***** Data supplied

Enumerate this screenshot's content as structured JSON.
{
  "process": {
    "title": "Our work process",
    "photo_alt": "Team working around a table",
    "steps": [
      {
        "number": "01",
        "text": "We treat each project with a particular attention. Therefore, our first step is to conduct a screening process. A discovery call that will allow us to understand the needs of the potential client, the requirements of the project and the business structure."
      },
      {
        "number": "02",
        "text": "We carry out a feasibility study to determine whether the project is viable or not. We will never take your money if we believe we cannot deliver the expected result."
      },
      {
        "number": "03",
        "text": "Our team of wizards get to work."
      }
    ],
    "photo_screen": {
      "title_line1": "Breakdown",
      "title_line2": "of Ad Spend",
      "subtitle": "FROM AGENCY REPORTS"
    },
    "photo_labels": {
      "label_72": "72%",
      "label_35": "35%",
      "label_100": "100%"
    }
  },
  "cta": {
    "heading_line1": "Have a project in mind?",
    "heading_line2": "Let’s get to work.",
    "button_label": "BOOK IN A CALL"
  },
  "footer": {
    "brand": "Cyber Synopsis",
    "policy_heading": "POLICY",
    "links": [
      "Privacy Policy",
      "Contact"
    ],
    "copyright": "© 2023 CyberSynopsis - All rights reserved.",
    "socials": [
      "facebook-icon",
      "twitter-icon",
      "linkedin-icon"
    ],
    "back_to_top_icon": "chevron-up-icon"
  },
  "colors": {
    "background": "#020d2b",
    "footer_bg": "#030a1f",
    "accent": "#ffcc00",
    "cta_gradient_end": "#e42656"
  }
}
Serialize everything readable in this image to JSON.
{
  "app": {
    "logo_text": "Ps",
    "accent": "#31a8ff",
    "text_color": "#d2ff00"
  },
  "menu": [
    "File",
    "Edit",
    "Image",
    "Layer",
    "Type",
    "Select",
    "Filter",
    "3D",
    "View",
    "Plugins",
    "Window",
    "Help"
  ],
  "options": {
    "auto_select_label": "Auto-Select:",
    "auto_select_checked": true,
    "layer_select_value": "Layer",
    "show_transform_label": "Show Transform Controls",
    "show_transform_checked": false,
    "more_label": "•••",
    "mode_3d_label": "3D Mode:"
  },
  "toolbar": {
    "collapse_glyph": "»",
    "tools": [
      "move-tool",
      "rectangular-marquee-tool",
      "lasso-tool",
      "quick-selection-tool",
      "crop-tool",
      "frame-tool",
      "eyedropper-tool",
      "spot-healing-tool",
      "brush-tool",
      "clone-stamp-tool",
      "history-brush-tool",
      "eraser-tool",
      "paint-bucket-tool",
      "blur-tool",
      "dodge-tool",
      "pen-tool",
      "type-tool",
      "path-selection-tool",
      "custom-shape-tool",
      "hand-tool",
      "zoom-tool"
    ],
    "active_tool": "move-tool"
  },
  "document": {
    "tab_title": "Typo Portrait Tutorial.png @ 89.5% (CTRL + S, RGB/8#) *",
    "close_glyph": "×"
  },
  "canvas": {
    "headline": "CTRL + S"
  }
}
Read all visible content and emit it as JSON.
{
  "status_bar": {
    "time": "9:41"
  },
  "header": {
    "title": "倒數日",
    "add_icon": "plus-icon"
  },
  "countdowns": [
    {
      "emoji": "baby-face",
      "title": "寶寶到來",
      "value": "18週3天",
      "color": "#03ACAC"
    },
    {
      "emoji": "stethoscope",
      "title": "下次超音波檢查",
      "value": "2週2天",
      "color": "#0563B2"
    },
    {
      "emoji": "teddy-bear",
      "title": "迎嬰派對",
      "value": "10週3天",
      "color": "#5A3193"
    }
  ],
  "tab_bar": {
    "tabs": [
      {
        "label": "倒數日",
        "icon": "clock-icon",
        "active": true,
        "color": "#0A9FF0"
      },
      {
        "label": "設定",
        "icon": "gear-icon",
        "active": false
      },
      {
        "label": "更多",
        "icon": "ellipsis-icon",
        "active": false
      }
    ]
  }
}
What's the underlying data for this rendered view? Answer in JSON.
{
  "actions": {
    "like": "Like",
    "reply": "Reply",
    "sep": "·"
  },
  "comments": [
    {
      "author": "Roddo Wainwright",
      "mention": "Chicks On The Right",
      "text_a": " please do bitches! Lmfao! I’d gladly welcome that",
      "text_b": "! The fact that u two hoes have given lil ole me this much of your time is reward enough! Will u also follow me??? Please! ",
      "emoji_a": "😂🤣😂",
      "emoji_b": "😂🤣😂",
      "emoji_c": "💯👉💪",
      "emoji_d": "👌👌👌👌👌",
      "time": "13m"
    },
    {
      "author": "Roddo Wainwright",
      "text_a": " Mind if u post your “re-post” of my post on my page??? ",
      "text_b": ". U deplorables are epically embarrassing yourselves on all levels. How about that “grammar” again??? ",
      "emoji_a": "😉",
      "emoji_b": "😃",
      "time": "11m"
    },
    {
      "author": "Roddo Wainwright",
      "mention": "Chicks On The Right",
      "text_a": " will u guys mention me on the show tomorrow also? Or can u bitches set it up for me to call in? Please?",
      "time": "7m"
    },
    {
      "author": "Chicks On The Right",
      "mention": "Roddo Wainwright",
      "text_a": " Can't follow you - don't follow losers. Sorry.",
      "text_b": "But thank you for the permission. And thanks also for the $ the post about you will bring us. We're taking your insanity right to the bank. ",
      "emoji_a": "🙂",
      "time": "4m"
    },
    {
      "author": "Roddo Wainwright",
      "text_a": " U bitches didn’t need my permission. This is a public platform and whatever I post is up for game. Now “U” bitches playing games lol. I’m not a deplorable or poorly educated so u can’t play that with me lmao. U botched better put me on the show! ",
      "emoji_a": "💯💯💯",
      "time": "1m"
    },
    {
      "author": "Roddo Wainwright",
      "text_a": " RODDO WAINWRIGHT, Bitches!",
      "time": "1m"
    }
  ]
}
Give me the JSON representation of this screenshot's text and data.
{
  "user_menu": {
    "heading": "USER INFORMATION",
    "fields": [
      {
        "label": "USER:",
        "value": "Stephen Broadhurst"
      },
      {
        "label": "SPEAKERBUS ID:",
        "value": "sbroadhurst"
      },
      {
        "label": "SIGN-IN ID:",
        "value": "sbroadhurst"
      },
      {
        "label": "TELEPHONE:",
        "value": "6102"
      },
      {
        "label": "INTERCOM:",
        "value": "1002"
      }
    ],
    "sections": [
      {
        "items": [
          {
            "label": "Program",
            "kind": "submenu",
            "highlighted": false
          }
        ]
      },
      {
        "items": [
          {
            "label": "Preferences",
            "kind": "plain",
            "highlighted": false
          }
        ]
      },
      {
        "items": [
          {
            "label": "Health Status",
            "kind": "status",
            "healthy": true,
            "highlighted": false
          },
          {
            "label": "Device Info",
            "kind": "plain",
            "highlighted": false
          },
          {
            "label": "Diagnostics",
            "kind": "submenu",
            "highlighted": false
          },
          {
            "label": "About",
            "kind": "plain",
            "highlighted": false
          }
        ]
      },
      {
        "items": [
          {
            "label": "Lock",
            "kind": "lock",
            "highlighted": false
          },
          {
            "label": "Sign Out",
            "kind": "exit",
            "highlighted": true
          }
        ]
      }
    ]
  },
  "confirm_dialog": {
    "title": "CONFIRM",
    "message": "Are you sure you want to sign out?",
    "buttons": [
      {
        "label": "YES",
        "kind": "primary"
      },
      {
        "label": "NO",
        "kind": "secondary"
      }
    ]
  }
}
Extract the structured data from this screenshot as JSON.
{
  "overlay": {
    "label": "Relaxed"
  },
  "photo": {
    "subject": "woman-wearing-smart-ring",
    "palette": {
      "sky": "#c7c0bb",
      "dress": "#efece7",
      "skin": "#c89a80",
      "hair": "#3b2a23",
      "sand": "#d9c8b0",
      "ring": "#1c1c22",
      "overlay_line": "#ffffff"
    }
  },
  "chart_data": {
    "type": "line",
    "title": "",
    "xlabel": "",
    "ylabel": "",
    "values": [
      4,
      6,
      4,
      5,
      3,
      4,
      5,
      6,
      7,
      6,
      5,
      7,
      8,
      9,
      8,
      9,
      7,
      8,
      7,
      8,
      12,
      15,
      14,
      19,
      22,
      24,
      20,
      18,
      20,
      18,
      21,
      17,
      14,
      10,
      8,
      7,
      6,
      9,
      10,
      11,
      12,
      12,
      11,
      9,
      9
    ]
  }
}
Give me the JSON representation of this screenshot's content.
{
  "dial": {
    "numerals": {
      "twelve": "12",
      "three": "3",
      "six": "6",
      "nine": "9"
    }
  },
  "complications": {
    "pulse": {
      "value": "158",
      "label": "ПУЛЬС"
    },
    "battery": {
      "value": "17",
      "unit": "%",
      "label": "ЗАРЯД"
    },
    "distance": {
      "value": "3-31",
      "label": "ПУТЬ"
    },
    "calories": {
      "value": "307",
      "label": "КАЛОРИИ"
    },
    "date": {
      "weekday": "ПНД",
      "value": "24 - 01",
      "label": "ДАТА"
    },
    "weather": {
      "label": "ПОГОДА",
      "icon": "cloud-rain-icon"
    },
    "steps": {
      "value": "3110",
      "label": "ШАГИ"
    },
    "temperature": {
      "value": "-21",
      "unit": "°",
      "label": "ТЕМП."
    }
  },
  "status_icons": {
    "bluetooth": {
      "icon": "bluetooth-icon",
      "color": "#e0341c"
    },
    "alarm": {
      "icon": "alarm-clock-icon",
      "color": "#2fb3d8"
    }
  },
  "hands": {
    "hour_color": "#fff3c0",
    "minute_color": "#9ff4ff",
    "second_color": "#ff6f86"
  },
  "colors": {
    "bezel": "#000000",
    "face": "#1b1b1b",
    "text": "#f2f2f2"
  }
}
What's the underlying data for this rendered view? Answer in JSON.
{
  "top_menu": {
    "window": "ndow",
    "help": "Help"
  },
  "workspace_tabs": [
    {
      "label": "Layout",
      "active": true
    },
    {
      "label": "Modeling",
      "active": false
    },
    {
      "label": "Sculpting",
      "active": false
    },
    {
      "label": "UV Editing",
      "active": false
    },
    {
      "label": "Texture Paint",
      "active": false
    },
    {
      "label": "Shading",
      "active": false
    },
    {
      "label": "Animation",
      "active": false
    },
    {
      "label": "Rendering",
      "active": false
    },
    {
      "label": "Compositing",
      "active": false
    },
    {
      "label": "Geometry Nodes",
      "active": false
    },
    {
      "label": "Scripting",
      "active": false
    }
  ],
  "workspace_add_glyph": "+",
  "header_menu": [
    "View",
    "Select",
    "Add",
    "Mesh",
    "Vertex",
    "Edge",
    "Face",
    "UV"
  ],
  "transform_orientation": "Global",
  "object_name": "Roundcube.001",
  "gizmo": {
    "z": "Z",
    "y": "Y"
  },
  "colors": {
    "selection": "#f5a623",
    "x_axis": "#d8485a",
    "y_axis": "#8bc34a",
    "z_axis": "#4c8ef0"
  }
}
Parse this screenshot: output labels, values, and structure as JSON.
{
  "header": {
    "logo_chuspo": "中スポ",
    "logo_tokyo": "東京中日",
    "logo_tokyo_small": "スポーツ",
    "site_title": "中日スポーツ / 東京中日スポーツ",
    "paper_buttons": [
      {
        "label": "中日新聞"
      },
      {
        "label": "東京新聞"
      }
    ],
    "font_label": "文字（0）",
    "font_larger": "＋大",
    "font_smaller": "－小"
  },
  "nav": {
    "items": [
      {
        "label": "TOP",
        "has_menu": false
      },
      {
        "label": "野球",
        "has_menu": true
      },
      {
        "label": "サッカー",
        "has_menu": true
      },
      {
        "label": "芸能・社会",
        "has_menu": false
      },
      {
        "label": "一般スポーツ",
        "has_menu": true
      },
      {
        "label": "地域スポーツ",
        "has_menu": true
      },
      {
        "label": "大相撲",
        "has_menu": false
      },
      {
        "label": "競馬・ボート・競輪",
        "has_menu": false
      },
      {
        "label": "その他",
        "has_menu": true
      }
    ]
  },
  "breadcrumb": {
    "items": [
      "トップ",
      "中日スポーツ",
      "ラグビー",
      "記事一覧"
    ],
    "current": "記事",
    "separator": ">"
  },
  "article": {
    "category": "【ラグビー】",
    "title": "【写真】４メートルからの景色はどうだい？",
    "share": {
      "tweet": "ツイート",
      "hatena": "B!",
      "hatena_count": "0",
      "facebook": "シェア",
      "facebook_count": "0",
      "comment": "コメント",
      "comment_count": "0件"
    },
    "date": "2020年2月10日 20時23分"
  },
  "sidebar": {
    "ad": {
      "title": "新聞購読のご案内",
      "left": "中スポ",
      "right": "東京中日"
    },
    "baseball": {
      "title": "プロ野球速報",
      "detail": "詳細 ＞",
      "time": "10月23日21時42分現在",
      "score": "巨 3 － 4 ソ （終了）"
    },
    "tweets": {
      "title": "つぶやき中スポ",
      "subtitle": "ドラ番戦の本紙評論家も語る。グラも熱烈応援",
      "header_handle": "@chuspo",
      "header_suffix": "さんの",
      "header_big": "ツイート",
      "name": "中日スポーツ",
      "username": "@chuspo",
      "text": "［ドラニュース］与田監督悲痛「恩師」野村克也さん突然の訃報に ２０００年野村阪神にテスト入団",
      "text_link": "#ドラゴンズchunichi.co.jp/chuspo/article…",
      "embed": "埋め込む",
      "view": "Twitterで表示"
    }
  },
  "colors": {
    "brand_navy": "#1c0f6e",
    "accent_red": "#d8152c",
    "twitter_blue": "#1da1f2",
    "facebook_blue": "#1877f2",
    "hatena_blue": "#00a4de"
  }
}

**********

Given problem >>
Reply with one number only: the count of lines in the entries that contain "JSON".

Worked answer >>
9